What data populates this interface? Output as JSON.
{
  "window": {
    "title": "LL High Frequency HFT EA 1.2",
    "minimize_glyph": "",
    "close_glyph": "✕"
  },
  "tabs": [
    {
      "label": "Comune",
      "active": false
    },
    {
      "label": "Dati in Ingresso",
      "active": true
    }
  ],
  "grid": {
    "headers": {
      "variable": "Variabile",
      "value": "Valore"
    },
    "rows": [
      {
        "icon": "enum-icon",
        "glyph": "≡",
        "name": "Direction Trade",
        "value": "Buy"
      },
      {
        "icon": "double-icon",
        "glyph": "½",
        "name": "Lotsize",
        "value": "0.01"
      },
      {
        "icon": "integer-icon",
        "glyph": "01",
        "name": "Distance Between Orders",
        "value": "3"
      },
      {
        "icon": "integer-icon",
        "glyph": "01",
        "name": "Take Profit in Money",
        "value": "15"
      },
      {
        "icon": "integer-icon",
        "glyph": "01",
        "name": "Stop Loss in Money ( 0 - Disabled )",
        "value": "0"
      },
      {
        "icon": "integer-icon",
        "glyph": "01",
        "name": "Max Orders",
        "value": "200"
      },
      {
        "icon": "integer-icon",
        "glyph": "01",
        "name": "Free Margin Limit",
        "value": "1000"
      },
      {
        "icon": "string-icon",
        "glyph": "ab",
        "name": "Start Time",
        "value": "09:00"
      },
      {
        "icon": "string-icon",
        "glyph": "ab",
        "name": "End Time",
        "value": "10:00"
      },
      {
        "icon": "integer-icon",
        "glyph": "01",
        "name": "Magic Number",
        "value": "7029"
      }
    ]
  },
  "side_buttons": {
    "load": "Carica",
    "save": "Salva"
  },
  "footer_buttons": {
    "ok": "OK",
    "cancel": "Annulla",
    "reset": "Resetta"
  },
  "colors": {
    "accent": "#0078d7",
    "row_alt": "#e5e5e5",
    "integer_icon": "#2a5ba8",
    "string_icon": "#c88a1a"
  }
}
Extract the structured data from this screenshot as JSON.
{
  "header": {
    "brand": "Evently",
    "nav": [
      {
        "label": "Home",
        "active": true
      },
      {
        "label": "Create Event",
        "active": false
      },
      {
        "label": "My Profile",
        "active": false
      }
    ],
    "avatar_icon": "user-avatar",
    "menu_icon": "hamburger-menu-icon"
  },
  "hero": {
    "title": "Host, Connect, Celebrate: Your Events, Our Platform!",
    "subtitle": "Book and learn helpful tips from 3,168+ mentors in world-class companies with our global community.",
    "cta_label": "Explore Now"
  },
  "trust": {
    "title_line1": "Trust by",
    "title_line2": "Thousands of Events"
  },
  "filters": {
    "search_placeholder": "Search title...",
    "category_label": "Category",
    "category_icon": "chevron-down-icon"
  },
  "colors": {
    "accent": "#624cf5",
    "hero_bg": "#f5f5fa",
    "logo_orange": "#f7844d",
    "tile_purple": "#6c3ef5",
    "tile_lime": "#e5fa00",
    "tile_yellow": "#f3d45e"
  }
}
=====
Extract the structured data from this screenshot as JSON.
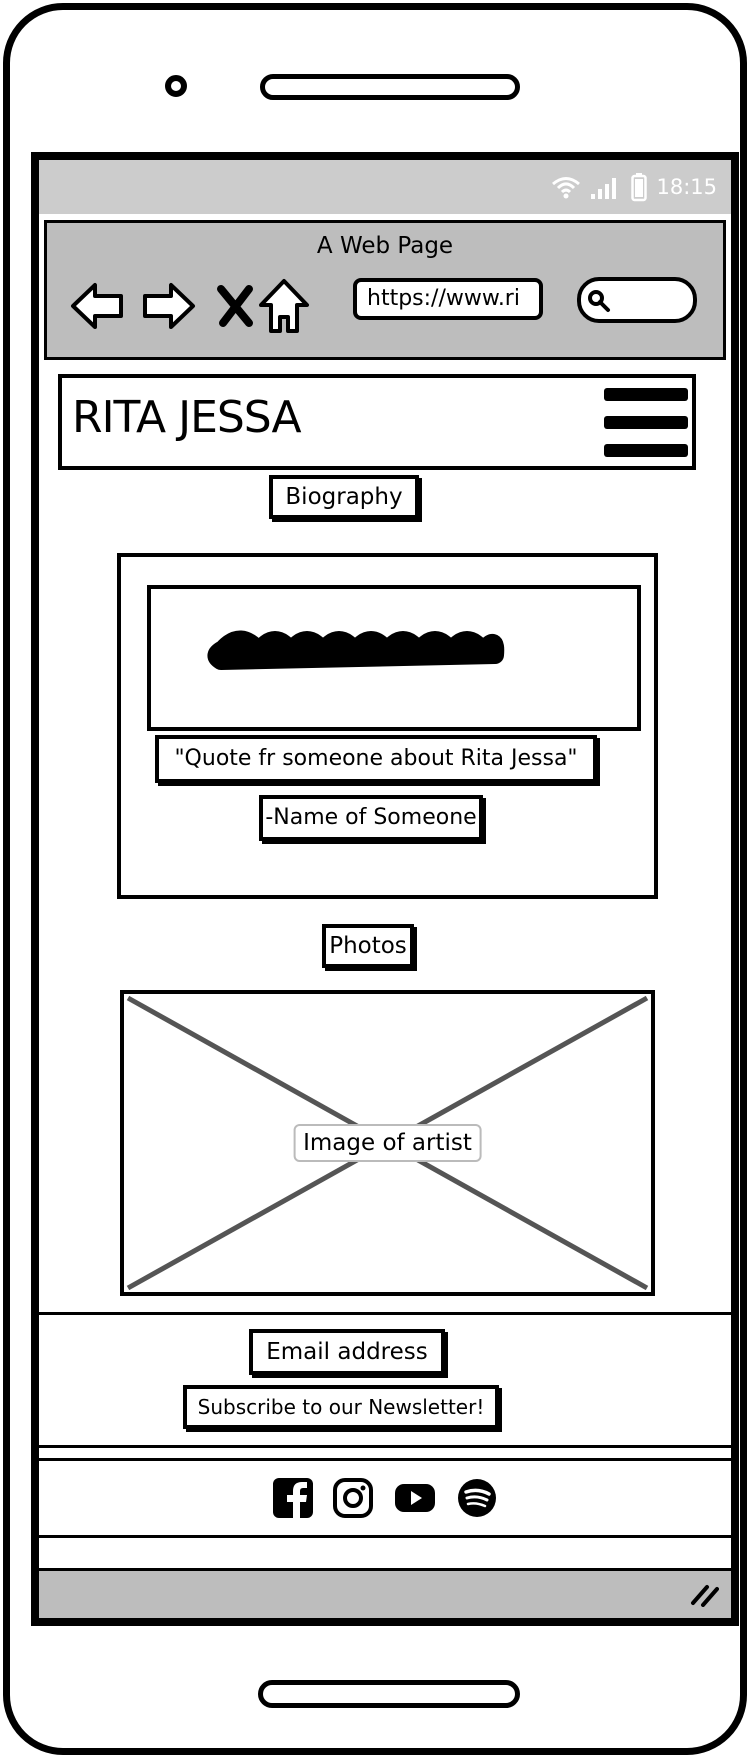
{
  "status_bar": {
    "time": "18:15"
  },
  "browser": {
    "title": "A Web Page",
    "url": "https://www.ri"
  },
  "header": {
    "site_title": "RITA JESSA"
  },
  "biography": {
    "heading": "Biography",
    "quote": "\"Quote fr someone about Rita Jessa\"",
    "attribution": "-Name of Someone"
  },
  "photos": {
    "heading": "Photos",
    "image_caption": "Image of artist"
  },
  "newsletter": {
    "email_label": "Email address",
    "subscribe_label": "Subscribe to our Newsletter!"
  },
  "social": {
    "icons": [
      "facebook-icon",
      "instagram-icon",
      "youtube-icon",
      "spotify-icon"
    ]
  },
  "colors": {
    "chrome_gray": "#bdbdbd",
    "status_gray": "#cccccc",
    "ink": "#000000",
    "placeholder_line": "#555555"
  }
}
=====
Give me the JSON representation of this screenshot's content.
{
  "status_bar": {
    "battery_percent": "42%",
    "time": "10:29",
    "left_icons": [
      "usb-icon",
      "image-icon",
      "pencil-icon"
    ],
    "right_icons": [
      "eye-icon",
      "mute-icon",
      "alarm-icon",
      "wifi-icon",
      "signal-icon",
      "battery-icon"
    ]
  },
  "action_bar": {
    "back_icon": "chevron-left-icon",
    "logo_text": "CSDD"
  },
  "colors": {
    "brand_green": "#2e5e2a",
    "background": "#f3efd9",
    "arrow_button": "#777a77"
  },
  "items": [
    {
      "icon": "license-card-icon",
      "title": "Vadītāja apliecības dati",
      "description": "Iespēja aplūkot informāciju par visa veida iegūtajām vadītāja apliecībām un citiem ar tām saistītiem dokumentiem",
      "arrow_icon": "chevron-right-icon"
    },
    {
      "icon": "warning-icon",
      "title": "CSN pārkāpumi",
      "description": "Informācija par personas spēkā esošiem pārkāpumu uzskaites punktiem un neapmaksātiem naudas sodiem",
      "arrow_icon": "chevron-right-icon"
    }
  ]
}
=====
- **Problem details**: Using the data above, say how many lines include "chevron". No other reply is needed.

- **Worked answer**: 4